**Objective**
Select the lines below containing the word "Valero".
○ ○ ○
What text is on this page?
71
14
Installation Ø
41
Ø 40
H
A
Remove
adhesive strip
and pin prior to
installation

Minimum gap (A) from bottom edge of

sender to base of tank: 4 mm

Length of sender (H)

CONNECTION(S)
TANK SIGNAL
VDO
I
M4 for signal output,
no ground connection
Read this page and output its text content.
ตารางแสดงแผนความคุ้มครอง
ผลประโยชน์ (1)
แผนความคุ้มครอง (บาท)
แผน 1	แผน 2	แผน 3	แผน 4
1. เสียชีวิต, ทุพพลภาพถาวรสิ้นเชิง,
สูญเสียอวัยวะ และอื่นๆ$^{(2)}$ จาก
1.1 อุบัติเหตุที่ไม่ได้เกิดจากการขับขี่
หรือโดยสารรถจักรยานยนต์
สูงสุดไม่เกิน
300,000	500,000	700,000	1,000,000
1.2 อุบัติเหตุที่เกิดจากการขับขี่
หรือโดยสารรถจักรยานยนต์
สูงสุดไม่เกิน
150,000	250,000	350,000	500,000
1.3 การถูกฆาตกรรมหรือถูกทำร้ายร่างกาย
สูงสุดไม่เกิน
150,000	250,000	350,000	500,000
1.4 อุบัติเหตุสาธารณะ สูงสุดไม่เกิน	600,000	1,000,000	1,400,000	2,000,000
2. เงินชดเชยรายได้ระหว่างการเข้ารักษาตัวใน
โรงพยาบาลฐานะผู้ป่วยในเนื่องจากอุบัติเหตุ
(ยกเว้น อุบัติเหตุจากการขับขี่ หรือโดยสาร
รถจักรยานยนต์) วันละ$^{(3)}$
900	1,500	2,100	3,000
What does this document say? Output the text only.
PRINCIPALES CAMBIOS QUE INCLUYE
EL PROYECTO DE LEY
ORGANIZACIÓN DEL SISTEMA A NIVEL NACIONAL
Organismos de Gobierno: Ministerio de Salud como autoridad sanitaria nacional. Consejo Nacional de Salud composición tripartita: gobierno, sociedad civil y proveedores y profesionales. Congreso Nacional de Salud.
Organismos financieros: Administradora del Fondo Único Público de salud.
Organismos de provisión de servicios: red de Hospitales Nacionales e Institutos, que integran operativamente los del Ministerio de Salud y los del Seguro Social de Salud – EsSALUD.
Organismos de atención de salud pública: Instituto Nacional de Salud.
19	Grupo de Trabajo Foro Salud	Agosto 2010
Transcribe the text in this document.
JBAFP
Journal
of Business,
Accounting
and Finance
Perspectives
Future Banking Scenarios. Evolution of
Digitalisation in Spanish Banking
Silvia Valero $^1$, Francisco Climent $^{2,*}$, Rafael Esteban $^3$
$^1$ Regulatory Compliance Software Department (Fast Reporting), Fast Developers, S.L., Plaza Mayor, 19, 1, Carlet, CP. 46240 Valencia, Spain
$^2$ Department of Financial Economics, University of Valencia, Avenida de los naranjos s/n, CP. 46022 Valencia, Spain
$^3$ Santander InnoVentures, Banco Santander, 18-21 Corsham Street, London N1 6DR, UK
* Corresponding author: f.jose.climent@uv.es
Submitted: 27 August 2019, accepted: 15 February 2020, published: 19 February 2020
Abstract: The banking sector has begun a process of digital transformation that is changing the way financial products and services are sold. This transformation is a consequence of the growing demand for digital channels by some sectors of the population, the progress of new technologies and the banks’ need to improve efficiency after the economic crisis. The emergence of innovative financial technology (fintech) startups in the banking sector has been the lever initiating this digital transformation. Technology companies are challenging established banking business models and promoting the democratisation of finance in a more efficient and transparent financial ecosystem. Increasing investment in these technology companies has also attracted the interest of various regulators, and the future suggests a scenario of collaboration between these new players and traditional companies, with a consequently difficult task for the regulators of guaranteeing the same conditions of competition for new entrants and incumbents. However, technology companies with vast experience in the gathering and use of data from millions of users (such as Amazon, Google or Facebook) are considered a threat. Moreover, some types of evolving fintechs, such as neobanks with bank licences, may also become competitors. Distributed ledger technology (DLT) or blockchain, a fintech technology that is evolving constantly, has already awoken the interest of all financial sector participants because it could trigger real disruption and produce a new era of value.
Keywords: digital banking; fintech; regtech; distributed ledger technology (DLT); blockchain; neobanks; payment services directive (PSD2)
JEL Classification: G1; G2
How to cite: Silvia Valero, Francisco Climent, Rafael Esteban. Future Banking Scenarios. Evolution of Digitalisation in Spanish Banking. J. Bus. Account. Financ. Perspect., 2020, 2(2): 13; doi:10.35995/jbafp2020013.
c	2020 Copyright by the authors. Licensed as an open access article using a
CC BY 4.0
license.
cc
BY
○ ○ ○
**Written solution**
Silvia Valero $^1$, Francisco Climent $^{2,*}$, Rafael Esteban $^3$
How to cite: Silvia Valero, Francisco Climent, Rafael Esteban. Future Banking Scenarios. Evolution of Digitalisation in Spanish Banking. J. Bus. Account. Financ. Perspect., 2020, 2(2): 13; doi:10.35995/jbafp2020013.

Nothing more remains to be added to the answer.